§ **The exercise**:
In the records below, find the line containing "What's the underlying", then copy that line and all lines after it, exactly, omitting every picture.

§ **Records about charts and figures**:
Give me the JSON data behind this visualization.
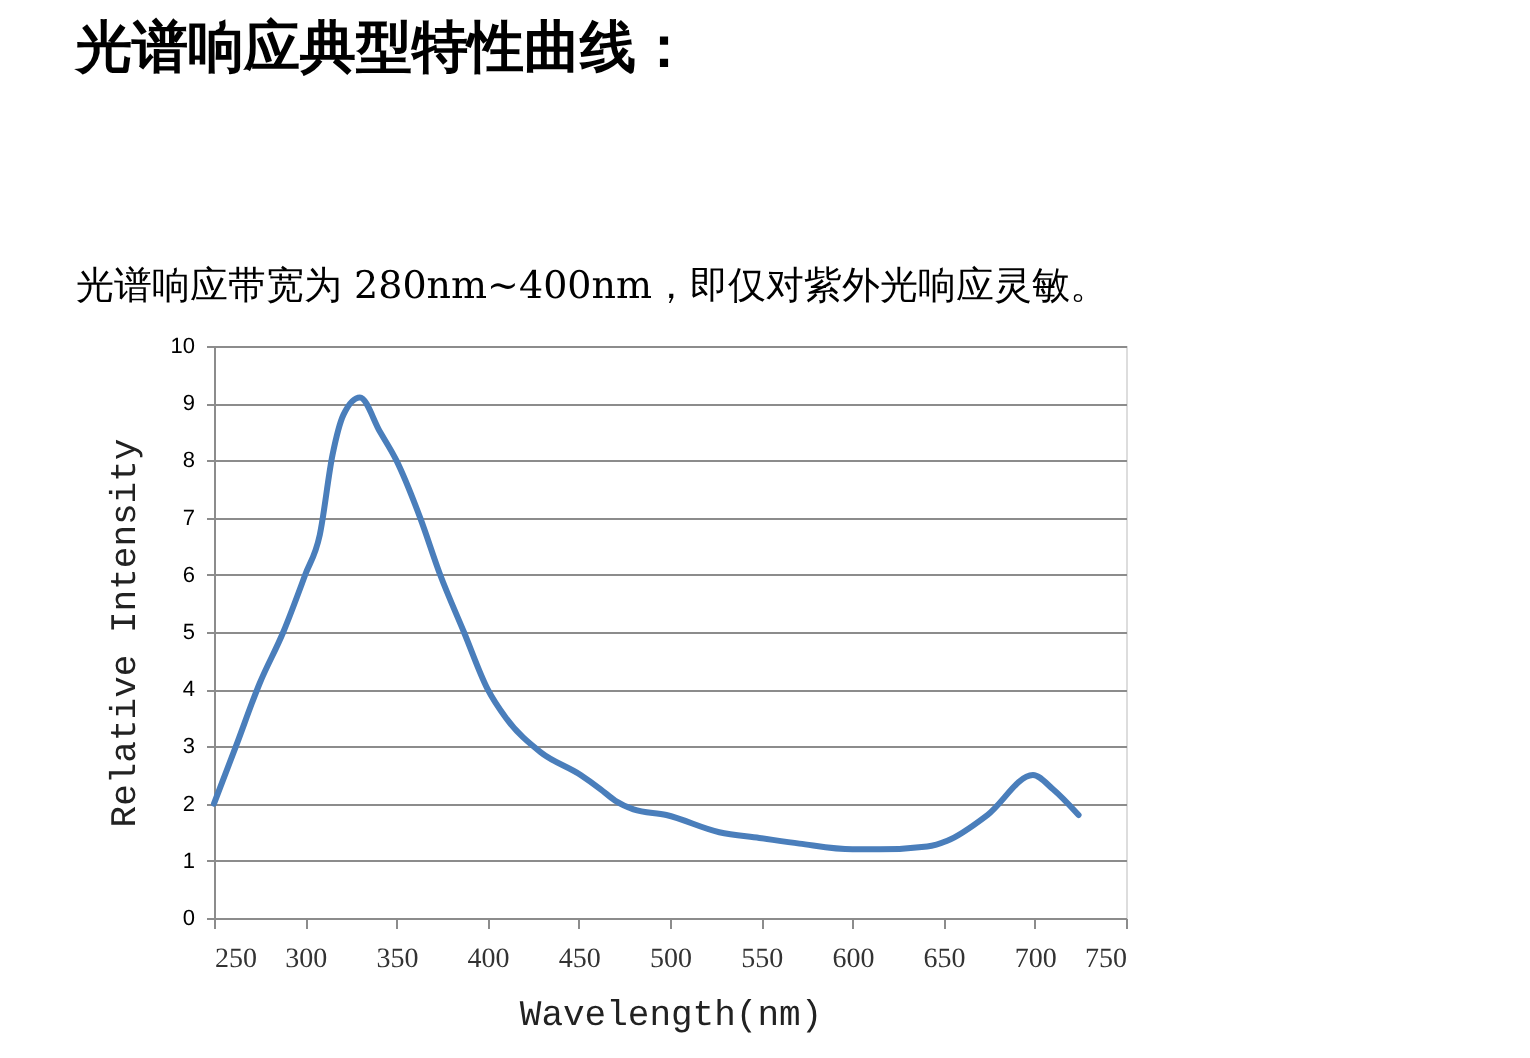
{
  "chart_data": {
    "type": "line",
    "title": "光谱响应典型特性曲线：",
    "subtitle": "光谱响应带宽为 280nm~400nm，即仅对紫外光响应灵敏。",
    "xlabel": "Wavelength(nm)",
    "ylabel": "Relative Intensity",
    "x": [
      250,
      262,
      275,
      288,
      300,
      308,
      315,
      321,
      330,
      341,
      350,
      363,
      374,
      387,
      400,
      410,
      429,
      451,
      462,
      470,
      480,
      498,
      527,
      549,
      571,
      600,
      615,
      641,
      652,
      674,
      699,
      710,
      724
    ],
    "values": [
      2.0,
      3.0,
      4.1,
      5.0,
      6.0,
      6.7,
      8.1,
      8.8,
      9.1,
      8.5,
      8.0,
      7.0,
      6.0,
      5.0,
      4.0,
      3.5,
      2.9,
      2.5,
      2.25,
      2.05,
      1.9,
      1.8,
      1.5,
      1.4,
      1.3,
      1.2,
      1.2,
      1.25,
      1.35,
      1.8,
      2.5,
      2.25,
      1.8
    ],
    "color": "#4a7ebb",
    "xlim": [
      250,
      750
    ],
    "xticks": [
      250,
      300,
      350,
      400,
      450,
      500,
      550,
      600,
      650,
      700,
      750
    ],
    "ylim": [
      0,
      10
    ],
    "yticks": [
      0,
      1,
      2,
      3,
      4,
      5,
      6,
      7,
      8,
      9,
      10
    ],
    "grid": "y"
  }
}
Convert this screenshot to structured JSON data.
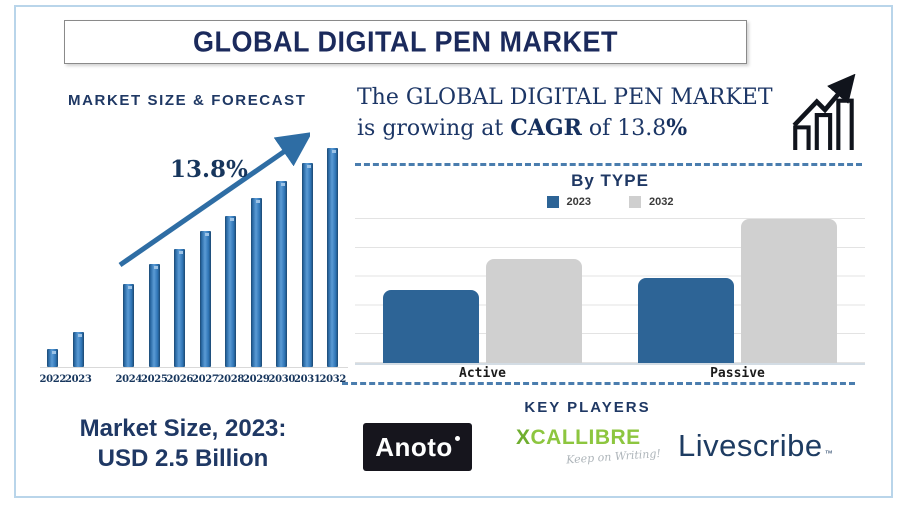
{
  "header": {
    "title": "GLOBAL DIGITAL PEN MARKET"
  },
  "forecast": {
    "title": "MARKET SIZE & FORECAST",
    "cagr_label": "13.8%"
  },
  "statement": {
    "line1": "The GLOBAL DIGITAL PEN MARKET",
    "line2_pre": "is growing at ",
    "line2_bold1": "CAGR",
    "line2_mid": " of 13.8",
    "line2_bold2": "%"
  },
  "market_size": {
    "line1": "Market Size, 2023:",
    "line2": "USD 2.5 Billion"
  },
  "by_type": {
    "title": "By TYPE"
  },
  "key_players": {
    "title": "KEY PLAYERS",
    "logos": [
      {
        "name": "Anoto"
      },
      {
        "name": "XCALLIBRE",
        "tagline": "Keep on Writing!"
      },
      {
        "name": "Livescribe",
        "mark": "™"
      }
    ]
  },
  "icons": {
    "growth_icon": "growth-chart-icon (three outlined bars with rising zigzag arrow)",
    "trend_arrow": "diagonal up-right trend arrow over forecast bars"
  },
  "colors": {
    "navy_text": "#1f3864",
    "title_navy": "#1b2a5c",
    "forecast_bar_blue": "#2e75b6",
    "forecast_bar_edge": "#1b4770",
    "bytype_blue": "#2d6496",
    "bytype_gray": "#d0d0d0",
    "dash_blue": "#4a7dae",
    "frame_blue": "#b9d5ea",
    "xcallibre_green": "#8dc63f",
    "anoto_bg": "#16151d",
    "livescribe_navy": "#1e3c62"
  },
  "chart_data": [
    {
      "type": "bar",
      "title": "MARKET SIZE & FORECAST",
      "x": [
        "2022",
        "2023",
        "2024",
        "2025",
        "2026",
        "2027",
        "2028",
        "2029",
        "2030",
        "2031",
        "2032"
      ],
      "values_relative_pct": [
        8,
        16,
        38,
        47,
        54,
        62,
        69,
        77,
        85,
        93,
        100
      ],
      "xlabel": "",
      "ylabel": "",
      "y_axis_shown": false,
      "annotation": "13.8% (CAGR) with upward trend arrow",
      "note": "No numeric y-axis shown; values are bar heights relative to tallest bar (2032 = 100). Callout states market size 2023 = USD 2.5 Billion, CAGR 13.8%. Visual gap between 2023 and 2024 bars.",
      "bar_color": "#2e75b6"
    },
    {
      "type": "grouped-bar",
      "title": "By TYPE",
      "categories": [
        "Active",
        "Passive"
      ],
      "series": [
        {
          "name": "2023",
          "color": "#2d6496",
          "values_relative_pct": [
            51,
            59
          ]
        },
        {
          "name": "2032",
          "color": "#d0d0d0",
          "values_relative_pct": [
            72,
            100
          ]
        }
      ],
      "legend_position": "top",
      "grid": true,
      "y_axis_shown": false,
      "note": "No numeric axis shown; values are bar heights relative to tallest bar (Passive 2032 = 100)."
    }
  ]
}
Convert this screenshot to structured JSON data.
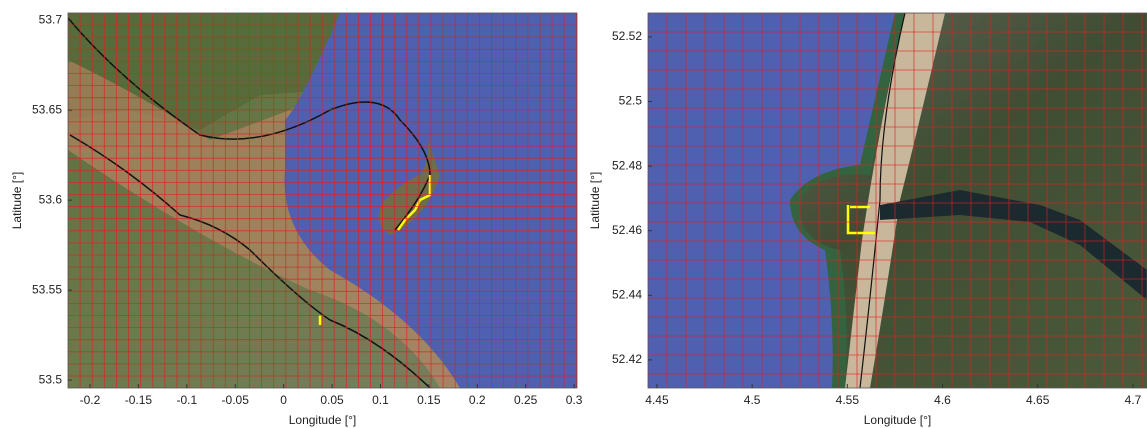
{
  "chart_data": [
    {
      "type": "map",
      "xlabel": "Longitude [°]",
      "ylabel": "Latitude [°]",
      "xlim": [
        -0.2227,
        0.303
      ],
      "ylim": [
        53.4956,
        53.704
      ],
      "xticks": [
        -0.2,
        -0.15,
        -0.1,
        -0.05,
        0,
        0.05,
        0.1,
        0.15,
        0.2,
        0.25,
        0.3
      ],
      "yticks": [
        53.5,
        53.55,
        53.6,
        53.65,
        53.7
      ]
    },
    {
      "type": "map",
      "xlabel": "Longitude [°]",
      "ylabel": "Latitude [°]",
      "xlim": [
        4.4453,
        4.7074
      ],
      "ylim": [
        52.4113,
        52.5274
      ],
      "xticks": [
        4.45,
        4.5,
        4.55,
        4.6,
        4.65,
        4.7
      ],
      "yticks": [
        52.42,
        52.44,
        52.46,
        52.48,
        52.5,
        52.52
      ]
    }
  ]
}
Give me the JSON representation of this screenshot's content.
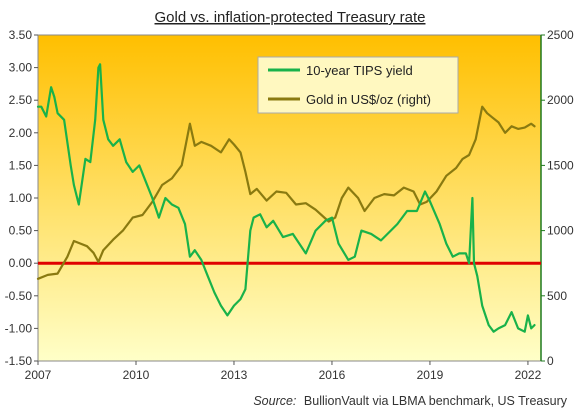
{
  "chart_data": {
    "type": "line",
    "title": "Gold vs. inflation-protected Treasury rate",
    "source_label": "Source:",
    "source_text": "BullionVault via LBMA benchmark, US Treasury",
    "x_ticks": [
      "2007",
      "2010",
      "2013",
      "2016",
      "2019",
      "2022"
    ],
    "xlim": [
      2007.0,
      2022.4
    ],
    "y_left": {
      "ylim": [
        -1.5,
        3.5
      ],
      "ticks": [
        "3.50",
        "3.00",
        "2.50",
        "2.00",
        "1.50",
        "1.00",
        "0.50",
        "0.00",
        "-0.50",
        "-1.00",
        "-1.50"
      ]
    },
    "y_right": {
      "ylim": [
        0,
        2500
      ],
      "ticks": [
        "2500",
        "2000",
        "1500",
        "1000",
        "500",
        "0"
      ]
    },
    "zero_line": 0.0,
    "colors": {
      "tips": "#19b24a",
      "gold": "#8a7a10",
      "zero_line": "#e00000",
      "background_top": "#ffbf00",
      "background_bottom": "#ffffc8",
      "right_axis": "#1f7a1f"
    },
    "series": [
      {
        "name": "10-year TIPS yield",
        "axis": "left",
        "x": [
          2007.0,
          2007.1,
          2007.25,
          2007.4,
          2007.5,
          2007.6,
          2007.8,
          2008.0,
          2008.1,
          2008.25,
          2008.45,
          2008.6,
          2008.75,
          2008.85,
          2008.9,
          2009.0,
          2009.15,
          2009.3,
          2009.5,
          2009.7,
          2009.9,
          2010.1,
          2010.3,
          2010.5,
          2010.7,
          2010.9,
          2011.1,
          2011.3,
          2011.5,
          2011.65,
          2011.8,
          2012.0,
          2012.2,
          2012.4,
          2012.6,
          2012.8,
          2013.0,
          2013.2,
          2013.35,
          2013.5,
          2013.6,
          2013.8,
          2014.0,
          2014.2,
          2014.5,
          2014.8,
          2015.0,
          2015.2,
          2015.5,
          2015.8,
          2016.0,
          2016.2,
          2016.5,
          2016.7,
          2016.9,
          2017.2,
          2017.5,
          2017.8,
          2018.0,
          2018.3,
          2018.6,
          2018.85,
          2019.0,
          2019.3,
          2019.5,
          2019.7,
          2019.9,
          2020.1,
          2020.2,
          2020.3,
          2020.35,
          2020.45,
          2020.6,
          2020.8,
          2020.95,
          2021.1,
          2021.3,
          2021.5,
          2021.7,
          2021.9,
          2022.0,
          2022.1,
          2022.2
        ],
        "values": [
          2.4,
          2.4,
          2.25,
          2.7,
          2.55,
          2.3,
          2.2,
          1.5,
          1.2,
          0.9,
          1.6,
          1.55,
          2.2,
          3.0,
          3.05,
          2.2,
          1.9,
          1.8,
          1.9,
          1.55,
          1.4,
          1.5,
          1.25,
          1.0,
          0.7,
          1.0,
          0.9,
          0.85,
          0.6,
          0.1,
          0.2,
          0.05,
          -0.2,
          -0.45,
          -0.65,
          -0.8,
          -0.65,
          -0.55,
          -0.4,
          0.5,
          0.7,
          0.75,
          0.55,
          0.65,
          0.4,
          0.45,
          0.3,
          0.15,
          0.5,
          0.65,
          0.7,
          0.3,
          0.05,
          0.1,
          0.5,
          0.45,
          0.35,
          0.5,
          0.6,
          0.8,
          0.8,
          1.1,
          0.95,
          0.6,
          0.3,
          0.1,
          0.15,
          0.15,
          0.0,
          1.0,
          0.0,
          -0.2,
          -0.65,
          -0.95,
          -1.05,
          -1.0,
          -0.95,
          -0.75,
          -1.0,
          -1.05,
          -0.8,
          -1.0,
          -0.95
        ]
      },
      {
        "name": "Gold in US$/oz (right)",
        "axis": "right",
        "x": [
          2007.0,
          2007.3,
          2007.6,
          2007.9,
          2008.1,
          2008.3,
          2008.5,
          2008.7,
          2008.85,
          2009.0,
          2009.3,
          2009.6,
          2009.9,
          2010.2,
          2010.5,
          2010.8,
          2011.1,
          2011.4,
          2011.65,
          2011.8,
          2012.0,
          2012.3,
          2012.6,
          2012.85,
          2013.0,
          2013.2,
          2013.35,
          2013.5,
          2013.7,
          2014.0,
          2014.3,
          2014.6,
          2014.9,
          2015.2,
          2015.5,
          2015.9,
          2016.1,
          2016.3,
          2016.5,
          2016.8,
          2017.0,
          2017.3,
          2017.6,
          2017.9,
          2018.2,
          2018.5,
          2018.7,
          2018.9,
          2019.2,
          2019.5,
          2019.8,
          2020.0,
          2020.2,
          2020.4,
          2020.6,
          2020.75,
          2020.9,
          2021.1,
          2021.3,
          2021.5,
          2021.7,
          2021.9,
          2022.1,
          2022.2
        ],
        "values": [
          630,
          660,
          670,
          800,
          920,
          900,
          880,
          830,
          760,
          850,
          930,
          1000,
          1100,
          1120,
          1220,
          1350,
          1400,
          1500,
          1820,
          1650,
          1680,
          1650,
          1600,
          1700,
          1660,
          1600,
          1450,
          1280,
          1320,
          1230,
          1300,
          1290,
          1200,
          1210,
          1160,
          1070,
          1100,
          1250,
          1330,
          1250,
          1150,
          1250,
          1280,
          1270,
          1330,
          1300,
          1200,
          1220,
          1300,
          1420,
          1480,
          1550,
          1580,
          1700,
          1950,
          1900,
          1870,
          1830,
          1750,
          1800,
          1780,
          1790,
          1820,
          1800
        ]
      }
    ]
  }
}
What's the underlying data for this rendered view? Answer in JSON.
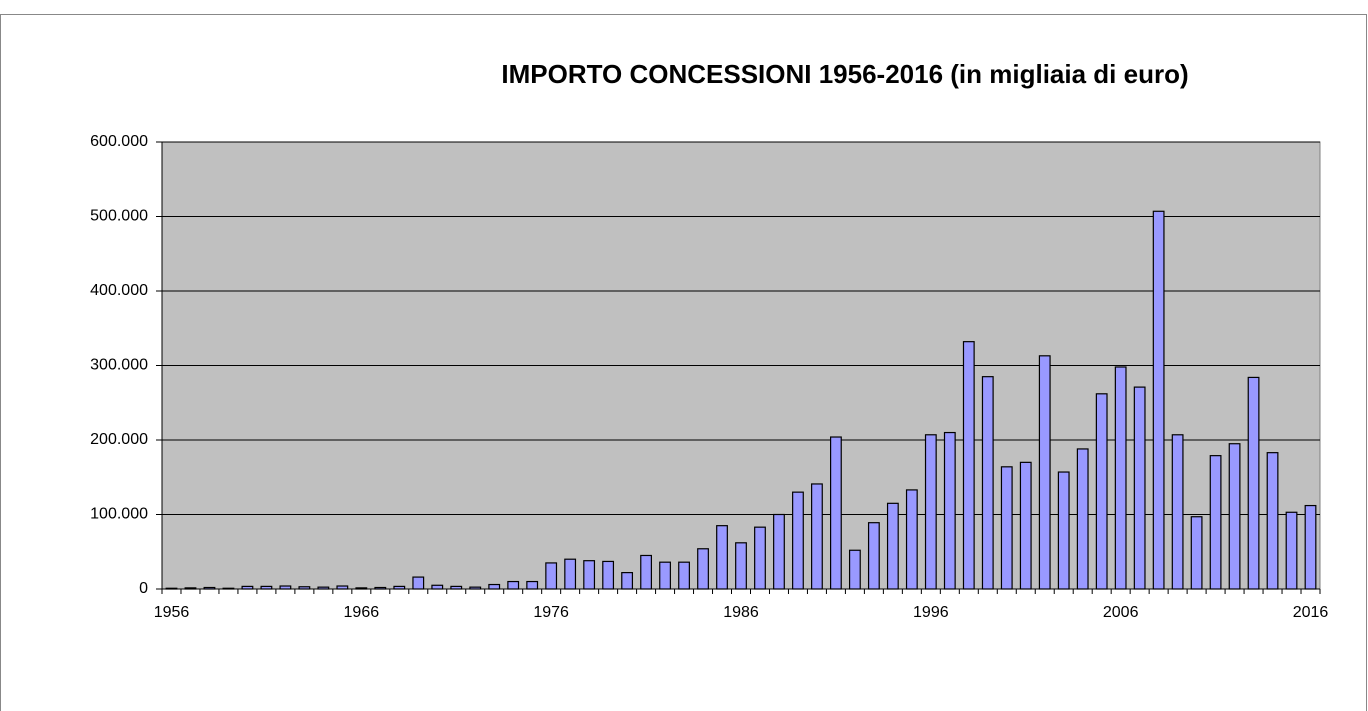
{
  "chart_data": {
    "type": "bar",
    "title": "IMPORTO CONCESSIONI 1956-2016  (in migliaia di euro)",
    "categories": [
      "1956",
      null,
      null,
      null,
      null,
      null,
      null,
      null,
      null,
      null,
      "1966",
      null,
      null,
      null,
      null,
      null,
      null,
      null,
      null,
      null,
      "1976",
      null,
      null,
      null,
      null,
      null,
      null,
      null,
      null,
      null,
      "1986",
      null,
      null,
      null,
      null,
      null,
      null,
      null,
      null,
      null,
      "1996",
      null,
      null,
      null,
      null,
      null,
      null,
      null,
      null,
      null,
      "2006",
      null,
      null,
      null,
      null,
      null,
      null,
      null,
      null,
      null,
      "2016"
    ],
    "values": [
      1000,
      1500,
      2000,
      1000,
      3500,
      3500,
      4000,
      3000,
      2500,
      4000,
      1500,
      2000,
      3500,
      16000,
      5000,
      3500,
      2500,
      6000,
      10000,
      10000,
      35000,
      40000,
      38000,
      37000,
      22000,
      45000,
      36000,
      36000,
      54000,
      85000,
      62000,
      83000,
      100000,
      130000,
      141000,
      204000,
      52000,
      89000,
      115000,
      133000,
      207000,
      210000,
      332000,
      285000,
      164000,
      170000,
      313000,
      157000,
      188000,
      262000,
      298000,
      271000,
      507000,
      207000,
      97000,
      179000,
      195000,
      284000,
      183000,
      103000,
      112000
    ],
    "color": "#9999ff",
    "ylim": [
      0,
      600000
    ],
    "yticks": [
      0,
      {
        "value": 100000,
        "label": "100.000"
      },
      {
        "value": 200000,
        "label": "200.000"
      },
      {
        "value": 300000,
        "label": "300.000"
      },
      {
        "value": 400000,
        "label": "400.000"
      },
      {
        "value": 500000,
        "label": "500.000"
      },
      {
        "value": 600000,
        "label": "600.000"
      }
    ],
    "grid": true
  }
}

§ **Written solution**:
What's the underlying data for this rendered view? Answer in JSON.
{
  "chart_data": {
    "type": "bar",
    "title": "IMPORTO CONCESSIONI 1956-2016  (in migliaia di euro)",
    "categories": [
      "1956",
      null,
      null,
      null,
      null,
      null,
      null,
      null,
      null,
      null,
      "1966",
      null,
      null,
      null,
      null,
      null,
      null,
      null,
      null,
      null,
      "1976",
      null,
      null,
      null,
      null,
      null,
      null,
      null,
      null,
      null,
      "1986",
      null,
      null,
      null,
      null,
      null,
      null,
      null,
      null,
      null,
      "1996",
      null,
      null,
      null,
      null,
      null,
      null,
      null,
      null,
      null,
      "2006",
      null,
      null,
      null,
      null,
      null,
      null,
      null,
      null,
      null,
      "2016"
    ],
    "values": [
      1000,
      1500,
      2000,
      1000,
      3500,
      3500,
      4000,
      3000,
      2500,
      4000,
      1500,
      2000,
      3500,
      16000,
      5000,
      3500,
      2500,
      6000,
      10000,
      10000,
      35000,
      40000,
      38000,
      37000,
      22000,
      45000,
      36000,
      36000,
      54000,
      85000,
      62000,
      83000,
      100000,
      130000,
      141000,
      204000,
      52000,
      89000,
      115000,
      133000,
      207000,
      210000,
      332000,
      285000,
      164000,
      170000,
      313000,
      157000,
      188000,
      262000,
      298000,
      271000,
      507000,
      207000,
      97000,
      179000,
      195000,
      284000,
      183000,
      103000,
      112000
    ],
    "color": "#9999ff",
    "ylim": [
      0,
      600000
    ],
    "yticks": [
      0,
      {
        "value": 100000,
        "label": "100.000"
      },
      {
        "value": 200000,
        "label": "200.000"
      },
      {
        "value": 300000,
        "label": "300.000"
      },
      {
        "value": 400000,
        "label": "400.000"
      },
      {
        "value": 500000,
        "label": "500.000"
      },
      {
        "value": 600000,
        "label": "600.000"
      }
    ],
    "grid": true
  }
}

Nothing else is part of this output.